• **Required work**:
Write out the records again, exactly, leaving none out.

Saved data entries:
● ● ● ● ● ● ●

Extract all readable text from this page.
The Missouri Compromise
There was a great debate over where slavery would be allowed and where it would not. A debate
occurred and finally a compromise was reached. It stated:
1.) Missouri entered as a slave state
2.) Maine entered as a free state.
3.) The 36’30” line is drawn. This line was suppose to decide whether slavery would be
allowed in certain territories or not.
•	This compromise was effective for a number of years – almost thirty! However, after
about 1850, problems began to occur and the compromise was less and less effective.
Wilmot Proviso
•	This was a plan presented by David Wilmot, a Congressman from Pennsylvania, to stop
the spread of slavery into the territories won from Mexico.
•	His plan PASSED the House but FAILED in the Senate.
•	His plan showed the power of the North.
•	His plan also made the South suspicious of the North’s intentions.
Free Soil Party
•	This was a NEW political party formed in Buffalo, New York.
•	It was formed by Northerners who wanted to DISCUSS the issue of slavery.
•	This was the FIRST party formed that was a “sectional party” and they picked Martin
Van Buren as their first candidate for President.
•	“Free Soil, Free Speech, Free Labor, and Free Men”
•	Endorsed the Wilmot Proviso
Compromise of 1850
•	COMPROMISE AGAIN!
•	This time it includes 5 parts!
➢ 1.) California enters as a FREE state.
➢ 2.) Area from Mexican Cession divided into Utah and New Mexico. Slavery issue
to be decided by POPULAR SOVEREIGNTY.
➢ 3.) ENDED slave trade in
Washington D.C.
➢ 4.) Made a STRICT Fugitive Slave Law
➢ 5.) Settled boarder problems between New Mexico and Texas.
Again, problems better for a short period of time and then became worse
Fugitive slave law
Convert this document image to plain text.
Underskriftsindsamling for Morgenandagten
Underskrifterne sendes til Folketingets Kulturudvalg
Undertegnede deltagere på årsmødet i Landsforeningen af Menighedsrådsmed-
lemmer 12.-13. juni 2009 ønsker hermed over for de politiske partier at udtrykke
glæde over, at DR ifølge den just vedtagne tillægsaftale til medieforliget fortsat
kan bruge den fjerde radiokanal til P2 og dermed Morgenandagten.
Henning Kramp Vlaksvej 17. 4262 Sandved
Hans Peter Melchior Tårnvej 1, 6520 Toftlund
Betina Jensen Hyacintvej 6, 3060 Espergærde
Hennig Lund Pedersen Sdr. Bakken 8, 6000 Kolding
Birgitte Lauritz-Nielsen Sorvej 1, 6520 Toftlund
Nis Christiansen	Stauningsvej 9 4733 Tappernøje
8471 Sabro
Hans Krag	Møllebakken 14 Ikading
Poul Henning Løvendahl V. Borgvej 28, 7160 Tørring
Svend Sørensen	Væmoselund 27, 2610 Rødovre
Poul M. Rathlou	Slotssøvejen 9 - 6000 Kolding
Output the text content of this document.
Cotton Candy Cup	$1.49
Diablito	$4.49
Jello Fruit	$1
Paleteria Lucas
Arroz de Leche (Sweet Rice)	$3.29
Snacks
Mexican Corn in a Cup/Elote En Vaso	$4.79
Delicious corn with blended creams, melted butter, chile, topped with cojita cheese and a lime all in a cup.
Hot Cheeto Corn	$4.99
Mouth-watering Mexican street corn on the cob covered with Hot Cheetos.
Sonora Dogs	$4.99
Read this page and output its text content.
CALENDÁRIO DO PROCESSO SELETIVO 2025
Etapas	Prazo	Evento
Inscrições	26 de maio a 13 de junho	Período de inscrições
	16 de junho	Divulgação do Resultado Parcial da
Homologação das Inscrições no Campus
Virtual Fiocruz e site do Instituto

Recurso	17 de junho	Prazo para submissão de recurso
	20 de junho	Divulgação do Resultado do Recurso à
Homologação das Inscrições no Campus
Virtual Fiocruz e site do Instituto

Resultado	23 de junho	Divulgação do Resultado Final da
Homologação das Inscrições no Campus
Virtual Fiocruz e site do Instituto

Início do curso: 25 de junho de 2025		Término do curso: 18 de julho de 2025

● ● ● ● ● ● ●

• **Worked answer**:
Extract all readable text from this page.
The Missouri Compromise
There was a great debate over where slavery would be allowed and where it would not. A debate
occurred and finally a compromise was reached. It stated:
1.) Missouri entered as a slave state
2.) Maine entered as a free state.
3.) The 36’30” line is drawn. This line was suppose to decide whether slavery would be
allowed in certain territories or not.
•	This compromise was effective for a number of years – almost thirty! However, after
about 1850, problems began to occur and the compromise was less and less effective.
Wilmot Proviso
•	This was a plan presented by David Wilmot, a Congressman from Pennsylvania, to stop
the spread of slavery into the territories won from Mexico.
•	His plan PASSED the House but FAILED in the Senate.
•	His plan showed the power of the North.
•	His plan also made the South suspicious of the North’s intentions.
Free Soil Party
•	This was a NEW political party formed in Buffalo, New York.
•	It was formed by Northerners who wanted to DISCUSS the issue of slavery.
•	This was the FIRST party formed that was a “sectional party” and they picked Martin
Van Buren as their first candidate for President.
•	“Free Soil, Free Speech, Free Labor, and Free Men”
•	Endorsed the Wilmot Proviso
Compromise of 1850
•	COMPROMISE AGAIN!
•	This time it includes 5 parts!
➢ 1.) California enters as a FREE state.
➢ 2.) Area from Mexican Cession divided into Utah and New Mexico. Slavery issue
to be decided by POPULAR SOVEREIGNTY.
➢ 3.) ENDED slave trade in
Washington D.C.
➢ 4.) Made a STRICT Fugitive Slave Law
➢ 5.) Settled boarder problems between New Mexico and Texas.
Again, problems better for a short period of time and then became worse
Fugitive slave law
Convert this document image to plain text.
Underskriftsindsamling for Morgenandagten
Underskrifterne sendes til Folketingets Kulturudvalg
Undertegnede deltagere på årsmødet i Landsforeningen af Menighedsrådsmed-
lemmer 12.-13. juni 2009 ønsker hermed over for de politiske partier at udtrykke
glæde over, at DR ifølge den just vedtagne tillægsaftale til medieforliget fortsat
kan bruge den fjerde radiokanal til P2 og dermed Morgenandagten.
Henning Kramp Vlaksvej 17. 4262 Sandved
Hans Peter Melchior Tårnvej 1, 6520 Toftlund
Betina Jensen Hyacintvej 6, 3060 Espergærde
Hennig Lund Pedersen Sdr. Bakken 8, 6000 Kolding
Birgitte Lauritz-Nielsen Sorvej 1, 6520 Toftlund
Nis Christiansen	Stauningsvej 9 4733 Tappernøje
8471 Sabro
Hans Krag	Møllebakken 14 Ikading
Poul Henning Løvendahl V. Borgvej 28, 7160 Tørring
Svend Sørensen	Væmoselund 27, 2610 Rødovre
Poul M. Rathlou	Slotssøvejen 9 - 6000 Kolding
Output the text content of this document.
Cotton Candy Cup	$1.49
Diablito	$4.49
Jello Fruit	$1
Paleteria Lucas
Arroz de Leche (Sweet Rice)	$3.29
Snacks
Mexican Corn in a Cup/Elote En Vaso	$4.79
Delicious corn with blended creams, melted butter, chile, topped with cojita cheese and a lime all in a cup.
Hot Cheeto Corn	$4.99
Mouth-watering Mexican street corn on the cob covered with Hot Cheetos.
Sonora Dogs	$4.99
Read this page and output its text content.
CALENDÁRIO DO PROCESSO SELETIVO 2025
Etapas	Prazo	Evento
Inscrições	26 de maio a 13 de junho	Período de inscrições
	16 de junho	Divulgação do Resultado Parcial da
Homologação das Inscrições no Campus
Virtual Fiocruz e site do Instituto

Recurso	17 de junho	Prazo para submissão de recurso
	20 de junho	Divulgação do Resultado do Recurso à
Homologação das Inscrições no Campus
Virtual Fiocruz e site do Instituto

Resultado	23 de junho	Divulgação do Resultado Final da
Homologação das Inscrições no Campus
Virtual Fiocruz e site do Instituto

Início do curso: 25 de junho de 2025		Término do curso: 18 de julho de 2025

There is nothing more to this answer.